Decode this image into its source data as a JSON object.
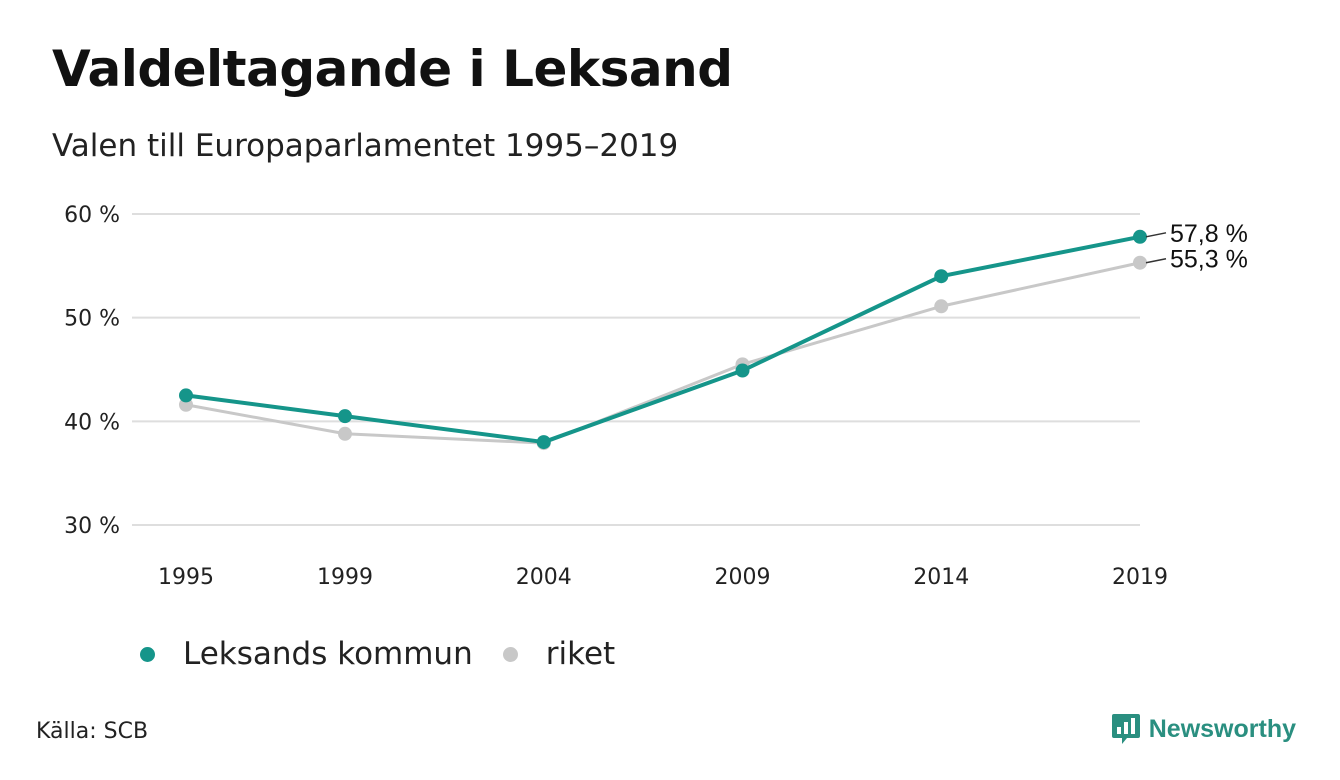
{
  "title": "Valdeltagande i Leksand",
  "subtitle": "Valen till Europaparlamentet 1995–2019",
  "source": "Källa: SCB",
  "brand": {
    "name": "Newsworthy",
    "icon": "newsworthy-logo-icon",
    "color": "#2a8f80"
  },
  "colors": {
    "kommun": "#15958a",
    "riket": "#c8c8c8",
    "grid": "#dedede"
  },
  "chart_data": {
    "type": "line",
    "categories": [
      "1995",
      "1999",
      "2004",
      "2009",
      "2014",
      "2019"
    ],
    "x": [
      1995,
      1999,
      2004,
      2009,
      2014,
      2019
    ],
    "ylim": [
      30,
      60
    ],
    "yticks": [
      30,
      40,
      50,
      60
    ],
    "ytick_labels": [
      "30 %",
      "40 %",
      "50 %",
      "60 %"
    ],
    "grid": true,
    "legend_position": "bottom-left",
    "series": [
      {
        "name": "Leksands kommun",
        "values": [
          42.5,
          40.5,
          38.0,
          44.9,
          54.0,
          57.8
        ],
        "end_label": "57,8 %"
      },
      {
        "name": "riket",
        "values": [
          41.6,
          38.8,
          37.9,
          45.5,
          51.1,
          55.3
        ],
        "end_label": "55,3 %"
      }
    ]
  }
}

▶ [What is asked]: From the records above, pull out every line containing the word "source".

▶ [Task answer]:
Decode this image into its source data as a JSON object.
  "source": "Källa: SCB",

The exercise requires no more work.